GOAL:
The exercise asks you to copy every line below in which "قريبا" appears.

------ PROVIDED ENTRIES

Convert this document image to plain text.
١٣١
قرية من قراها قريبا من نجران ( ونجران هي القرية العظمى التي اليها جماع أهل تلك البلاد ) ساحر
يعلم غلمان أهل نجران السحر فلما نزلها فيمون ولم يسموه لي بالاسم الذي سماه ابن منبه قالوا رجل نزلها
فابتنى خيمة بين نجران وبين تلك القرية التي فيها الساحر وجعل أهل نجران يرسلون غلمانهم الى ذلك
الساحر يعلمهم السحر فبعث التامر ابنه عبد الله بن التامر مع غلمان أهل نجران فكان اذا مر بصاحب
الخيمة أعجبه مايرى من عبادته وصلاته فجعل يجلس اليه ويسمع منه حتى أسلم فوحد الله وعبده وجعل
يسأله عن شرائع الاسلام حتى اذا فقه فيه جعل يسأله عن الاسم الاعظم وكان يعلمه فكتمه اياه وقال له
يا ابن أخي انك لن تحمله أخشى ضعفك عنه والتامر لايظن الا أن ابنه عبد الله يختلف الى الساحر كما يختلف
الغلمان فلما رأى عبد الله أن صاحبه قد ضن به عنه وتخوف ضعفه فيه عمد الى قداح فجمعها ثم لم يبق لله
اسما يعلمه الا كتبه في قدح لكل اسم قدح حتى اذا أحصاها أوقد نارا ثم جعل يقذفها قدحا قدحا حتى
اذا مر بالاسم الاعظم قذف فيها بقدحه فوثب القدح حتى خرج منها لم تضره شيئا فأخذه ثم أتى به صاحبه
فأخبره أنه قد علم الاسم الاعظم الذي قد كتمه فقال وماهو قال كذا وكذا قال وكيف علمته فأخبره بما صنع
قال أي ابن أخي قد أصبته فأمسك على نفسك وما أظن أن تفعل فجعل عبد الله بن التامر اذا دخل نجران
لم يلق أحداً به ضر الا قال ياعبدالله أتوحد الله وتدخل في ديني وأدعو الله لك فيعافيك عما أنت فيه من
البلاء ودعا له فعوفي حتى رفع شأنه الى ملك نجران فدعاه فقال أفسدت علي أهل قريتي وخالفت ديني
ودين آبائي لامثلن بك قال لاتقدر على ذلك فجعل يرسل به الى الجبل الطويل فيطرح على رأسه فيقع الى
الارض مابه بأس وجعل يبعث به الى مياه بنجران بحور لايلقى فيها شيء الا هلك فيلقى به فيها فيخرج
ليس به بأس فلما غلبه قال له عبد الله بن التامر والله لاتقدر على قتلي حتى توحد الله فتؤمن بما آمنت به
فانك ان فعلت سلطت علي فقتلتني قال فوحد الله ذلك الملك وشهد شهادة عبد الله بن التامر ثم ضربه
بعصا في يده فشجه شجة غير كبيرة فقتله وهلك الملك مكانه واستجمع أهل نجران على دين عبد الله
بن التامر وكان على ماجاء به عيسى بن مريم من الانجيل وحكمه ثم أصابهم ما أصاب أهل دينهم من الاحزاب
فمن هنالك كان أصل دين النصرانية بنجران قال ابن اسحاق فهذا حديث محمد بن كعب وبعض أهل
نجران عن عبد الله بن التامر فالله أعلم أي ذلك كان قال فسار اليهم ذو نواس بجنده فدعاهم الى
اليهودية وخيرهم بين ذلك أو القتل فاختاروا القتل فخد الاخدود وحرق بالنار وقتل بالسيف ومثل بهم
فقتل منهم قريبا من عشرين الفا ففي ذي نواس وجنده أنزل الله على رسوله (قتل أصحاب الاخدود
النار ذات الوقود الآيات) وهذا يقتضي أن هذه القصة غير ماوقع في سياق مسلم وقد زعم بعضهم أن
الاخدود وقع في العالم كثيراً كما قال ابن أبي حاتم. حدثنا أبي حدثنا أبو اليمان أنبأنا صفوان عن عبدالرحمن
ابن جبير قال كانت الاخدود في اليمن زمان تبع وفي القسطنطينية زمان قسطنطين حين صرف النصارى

------------

SOLUTION TO THE EXERCISE:
قرية من قراها قريبا من نجران ( ونجران هي القرية العظمى التي اليها جماع أهل تلك البلاد ) ساحر
فقتل منهم قريبا من عشرين الفا ففي ذي نواس وجنده أنزل الله على رسوله (قتل أصحاب الاخدود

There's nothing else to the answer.